Couple riding bicycles in the countryside in summertime



Keeping up your game with allergic rhinitis

Exercise is meant to help us move forward, but sometimes allergens can get in the way. However, if you are prepared, allergic rhinitis doesn’t have to wreak havoc. Here are a few tips to help you get on the front foot:

Check the seasons38

Pollen seasons are predictable, although they might vary by a few days from year to year. So if you know that you're allergic to a certain type of pollen, find out when the season starts in your area. Then you can start taking your medicine before the pollen flies, and anticipate problems by practicing the other tips below39.

Watch the weather:

Information about your local pollen level is available on the Internet or in your local paper. If pollen counts are supposed to be particularly high on a given day, you can play it safe by staying inside. In general, pollen counts are highest on warm and breezy mornings and low on cool and rainy days40.

Choose your time.

The time of day you choose for outdoor exercise matters. "If you can, exercise in the morning or late in the evening as most pollen levels peak early afternoon41.

Protect your eyes and lungs

To block pollen and other irritants from getting into your system during outdoor exercise, some people exercise with a mask or bandanna over their nose and mouth. Another trick is to wear goggles to protect your eyes from irritation from allergies42.

Change your clothes and shower after outdoor exercise.

During pollen season, your clothing and hair could be covered with pollen. So when you get home, it's not a bad idea to strip off your clothes and toss them in the laundry. You could also take a shower to rinse off any allergen left on your skin or in your hair43.

★ ★ ★

PROBLEM SET:
A - Extract the part of the allergic rhinitis passage from "Exercise is meant" up to and including "and rainy days40.".
B - List every item the allergic rhinitis passage says people wear or put on to shield themselves during outdoor exercise.
This data comes from a source unrelated to the allergic rhinitis passage.

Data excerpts
★ ★ ★

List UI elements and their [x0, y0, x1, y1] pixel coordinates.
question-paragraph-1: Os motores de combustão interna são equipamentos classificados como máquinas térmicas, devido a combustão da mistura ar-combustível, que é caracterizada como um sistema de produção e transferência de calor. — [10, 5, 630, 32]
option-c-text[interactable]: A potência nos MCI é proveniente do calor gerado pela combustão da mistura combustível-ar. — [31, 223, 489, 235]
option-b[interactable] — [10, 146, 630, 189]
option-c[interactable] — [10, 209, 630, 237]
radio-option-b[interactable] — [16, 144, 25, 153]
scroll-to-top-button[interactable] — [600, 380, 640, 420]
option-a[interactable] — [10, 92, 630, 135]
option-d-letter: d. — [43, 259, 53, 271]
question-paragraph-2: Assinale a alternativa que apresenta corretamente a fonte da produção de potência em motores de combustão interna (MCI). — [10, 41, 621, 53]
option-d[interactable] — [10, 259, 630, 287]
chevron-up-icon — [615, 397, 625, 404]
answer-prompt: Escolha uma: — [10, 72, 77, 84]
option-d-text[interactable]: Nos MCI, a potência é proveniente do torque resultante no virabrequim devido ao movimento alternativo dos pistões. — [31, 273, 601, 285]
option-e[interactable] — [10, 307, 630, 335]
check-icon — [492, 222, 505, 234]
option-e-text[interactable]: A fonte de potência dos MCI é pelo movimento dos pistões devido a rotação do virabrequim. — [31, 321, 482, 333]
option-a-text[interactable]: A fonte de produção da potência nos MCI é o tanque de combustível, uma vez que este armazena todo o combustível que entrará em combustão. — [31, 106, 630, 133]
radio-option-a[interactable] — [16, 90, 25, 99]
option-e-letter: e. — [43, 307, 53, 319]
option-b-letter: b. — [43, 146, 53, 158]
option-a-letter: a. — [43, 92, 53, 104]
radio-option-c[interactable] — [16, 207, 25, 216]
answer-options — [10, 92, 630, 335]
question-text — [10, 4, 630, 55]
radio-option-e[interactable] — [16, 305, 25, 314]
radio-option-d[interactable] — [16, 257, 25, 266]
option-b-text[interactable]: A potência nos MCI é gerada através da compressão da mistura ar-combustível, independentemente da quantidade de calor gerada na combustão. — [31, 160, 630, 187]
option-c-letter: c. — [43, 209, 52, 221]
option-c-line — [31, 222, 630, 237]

★ ★ ★

EXERCISE RESULTS:
A -
Exercise is meant to help us move forward, but sometimes allergens can get in the way. However, if you are prepared, allergic rhinitis doesn’t have to wreak havoc. Here are a few tips to help you get on the front foot:

Check the seasons38

Pollen seasons are predictable, although they might vary by a few days from year to year. So if you know that you're allergic to a certain type of pollen, find out when the season starts in your area. Then you can start taking your medicine before the pollen flies, and anticipate problems by practicing the other tips below39.

Watch the weather:

Information about your local pollen level is available on the Internet or in your local paper. If pollen counts are supposed to be particularly high on a given day, you can play it safe by staying inside. In general, pollen counts are highest on warm and breezy mornings and low on cool and rainy days40.

B -
mask
bandanna
goggles